• Consegna 1
Riassumi in forma più breve il paragrafo dell'estratto fornito che inizia con "Di contrario avviso la Ctr", conservandone i fatti principali.
• Consegna 2
Prosegui l'estratto fornito sull'accertamento induttivo del reddito d'impresa dal punto in cui si interrompe.

Legislazione - Comunicati

L’accertamento di tipo induttivo del reddito d’impresa, sulla base di dati e di notizie in possesso dell’ufficio accertatore, può essere effettuato anche in caso di omessa tenuta delle scritture ausiliarie di magazzino idonee a verificare la coerenza tra le variazioni intervenute nelle consistenze negli inventari annuali.
È quanto ribadito dalla suprema Corte con la sentenza n. 14501 del 10 luglio 2015.

La vicenda processuale

La vicenda trae origine dall’impugnazione dinanzi al giudice tributario di un avviso di accertamento emesso per il periodo d’imposta 2006 ai fini Iva, Ires e Irap, a seguito di un pvc con il quale erano state contestate non solo una pluralità di violazioni per detrazioni di costi, ma altresì erano stati induttivamente ricostruiti ricavi non dichiarati.

Il giudice di primo grado rigettava il ricorso ritenendo legittimo l’accertamento induttivo.

Di contrario avviso la Ctr, che accoglieva l’appello della società contribuente. In particolare, il giudice di seconde cure, considerato che le ragioni di applicazione del metodo induttivo erano state correlate al fatto che in sede di verifica non fosse stata esibita alcuna distinta delle rimanenze iniziali e finali per l’anno 2006, motivava la decisione nel senso che “in assenza dei presupposti che giustificano l’accertamento induttivo di cui al comma 2 dell’art. 39 DPR n. 600/1973 … doveva considerarsi ingiustificato l’adozione del metodo induttivo puro nei confronti della ricorrente”.

Voci di dati archiviate
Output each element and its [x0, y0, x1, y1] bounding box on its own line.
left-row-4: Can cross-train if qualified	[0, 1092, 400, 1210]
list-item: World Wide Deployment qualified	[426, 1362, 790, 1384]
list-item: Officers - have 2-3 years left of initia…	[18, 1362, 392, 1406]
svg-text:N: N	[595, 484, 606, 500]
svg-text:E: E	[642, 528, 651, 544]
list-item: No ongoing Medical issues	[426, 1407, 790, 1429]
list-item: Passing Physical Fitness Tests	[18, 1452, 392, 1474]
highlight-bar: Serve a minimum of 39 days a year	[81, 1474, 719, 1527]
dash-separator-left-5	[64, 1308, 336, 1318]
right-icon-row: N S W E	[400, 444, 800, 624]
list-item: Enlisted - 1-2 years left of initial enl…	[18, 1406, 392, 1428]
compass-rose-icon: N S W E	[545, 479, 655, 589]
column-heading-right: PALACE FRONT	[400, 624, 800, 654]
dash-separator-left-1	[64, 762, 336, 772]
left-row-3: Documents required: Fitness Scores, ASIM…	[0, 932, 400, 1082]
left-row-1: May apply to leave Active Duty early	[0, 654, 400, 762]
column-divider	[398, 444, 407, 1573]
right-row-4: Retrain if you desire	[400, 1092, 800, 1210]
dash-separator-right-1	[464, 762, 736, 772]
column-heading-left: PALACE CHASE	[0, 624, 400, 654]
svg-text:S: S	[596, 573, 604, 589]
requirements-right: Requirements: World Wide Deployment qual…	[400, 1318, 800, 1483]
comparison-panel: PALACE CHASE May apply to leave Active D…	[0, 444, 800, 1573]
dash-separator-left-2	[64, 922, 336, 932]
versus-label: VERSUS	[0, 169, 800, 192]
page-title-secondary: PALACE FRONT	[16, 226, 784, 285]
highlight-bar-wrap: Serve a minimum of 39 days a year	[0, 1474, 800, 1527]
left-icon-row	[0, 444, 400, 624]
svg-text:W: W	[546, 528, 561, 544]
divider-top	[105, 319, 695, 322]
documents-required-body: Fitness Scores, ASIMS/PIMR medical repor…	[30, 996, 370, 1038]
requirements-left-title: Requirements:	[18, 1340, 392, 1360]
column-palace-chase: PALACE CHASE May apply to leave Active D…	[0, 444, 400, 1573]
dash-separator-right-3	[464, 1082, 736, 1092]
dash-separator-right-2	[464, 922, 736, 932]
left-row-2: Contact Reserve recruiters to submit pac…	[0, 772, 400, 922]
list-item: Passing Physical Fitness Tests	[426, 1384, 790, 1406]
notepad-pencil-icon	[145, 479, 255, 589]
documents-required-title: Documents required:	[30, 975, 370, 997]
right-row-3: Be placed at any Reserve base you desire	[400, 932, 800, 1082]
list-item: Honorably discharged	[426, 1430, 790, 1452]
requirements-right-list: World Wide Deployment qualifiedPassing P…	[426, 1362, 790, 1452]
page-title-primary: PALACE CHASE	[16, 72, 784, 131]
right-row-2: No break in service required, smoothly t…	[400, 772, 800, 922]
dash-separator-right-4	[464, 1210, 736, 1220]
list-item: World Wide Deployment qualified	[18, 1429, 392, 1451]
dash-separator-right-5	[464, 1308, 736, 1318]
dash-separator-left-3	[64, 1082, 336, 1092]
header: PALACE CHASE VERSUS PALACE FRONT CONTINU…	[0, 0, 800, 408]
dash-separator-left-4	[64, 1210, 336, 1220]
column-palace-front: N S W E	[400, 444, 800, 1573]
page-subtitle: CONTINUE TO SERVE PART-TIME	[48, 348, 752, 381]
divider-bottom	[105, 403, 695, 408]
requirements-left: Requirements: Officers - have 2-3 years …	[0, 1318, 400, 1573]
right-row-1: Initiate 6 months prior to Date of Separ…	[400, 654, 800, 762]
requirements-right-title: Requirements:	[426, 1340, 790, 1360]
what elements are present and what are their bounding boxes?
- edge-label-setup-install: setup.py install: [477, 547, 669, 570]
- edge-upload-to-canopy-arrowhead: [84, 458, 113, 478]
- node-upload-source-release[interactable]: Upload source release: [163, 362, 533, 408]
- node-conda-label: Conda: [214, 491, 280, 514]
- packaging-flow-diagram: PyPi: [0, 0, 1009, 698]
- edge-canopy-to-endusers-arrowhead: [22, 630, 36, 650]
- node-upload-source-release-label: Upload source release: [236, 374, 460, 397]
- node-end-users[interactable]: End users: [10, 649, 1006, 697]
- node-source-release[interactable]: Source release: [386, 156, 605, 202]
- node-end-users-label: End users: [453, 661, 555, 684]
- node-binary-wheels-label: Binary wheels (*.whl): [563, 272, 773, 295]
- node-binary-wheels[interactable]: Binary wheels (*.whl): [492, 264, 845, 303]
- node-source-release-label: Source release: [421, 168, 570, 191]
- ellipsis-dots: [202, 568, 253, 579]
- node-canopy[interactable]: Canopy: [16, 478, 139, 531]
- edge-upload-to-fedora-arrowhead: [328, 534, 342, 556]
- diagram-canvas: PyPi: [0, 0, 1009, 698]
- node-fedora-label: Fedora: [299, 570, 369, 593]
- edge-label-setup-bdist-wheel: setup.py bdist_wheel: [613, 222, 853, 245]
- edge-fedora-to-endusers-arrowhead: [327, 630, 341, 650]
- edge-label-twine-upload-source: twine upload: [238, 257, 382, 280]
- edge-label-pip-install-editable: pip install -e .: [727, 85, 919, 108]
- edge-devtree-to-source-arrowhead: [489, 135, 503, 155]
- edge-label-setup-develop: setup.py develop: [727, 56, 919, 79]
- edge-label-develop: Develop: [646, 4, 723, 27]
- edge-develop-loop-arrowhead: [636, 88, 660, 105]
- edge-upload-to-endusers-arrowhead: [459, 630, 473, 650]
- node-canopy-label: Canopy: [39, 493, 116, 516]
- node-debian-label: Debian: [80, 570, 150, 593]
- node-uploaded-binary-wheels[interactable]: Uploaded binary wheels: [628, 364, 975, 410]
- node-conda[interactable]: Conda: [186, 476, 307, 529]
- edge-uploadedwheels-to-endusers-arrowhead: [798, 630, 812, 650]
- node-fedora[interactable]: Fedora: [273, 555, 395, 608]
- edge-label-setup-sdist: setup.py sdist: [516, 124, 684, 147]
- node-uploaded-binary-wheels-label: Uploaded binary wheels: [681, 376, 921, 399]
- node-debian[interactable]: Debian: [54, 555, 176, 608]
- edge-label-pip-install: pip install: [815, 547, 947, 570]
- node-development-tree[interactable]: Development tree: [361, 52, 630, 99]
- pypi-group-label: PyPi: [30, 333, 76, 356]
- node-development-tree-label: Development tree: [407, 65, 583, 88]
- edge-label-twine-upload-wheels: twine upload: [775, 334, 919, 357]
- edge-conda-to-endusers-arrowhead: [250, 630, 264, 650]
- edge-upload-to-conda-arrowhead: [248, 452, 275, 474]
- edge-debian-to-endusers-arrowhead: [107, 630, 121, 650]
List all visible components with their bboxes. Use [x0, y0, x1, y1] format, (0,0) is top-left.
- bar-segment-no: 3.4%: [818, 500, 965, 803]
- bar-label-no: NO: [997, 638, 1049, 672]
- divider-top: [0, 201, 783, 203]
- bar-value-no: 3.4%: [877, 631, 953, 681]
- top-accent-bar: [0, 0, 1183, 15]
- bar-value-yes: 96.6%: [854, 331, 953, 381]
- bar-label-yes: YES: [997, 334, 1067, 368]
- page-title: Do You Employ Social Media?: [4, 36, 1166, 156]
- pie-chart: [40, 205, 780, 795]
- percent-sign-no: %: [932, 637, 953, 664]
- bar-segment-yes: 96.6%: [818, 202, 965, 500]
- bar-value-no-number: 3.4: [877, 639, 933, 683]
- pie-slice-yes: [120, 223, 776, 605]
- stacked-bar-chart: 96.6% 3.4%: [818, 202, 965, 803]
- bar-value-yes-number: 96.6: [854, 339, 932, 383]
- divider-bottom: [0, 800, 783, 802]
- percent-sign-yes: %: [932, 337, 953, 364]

• Risposta scritta 1
La Ctr accolse l'appello della società contribuente. Il metodo induttivo era stato applicato perché, durante la verifica, non era stata esibita la distinta delle rimanenze iniziali e finali del 2006. Secondo il giudice d'appello, però, mancavano i presupposti dell'art. 39, comma 2, DPR n. 600/1973. Per questo ritenne ingiustificato il ricorso al metodo induttivo puro.

• Risposta scritta 2
L’Agenzia delle Entrate ricorreva in Cassazione, facendo valere la violazione e falsa applicazione dell’articolo 39, comma 2, del Dpr 600/1973. La difesa erariale, invero, si doleva del fatto che il giudice del merito avesse ritenuto insufficiente il presupposto dell’omessa esibizione delle distinte delle rimanenze, per quanto detta omissione avesse provocato agli accertatori l’impossibilità di effettuare un controllo della corretta quantificazione e contabilizzazione di tali dati in bilancio, cosicché si era reso necessario il ricorso alla ricostruzione induttiva.



La pronuncia della Cassazione

I giudici della Corte suprema, investiti della questione, ritenendo legittimo l’accertamento induttivo posto in essere in assenza dell’esibizione, in sede di verifica, del prospetto analitico delle rimanenze iniziali e finali, non consentendo all’Amministrazione finanziaria di effettuare un controllo della corretta quantificazione e contabilizzazione di tali dati in bilancio, hanno censurato la decisione, rinviando alla Ctr di Roma che dovrà procedere a un nuovo giudizio alla luce dei principi di diritti affermati.


Osservazioni
Con la decisione in esame, la Corte suprema ha ribadito quanto già affermato dalla giurisprudenza di legittimità (cfr Cassazione, sentenza 7653/2012), per cui, in tema di imposte dirette, in caso di omessa presentazione del prospetto analitico delle rimanenze finali, l’ufficio può procedere ad accertamento di tipo induttivo, attraverso una determinazione della percentuale di ricarico dei prezzi di vendita rispetto a quelli di acquisito, purché questa sia fondata su un campione di merci rappresentativo e adeguato per qualità e quantità rispetto al fatturato complessivo, su percentuali di ricarico dei singoli beni obiettivamente rilevate dai documenti esaminati e su criteri di computo della percentuale di ricarico del campione logicamente condivisibili, siano essi fondati su una media aritmetica o ponderale.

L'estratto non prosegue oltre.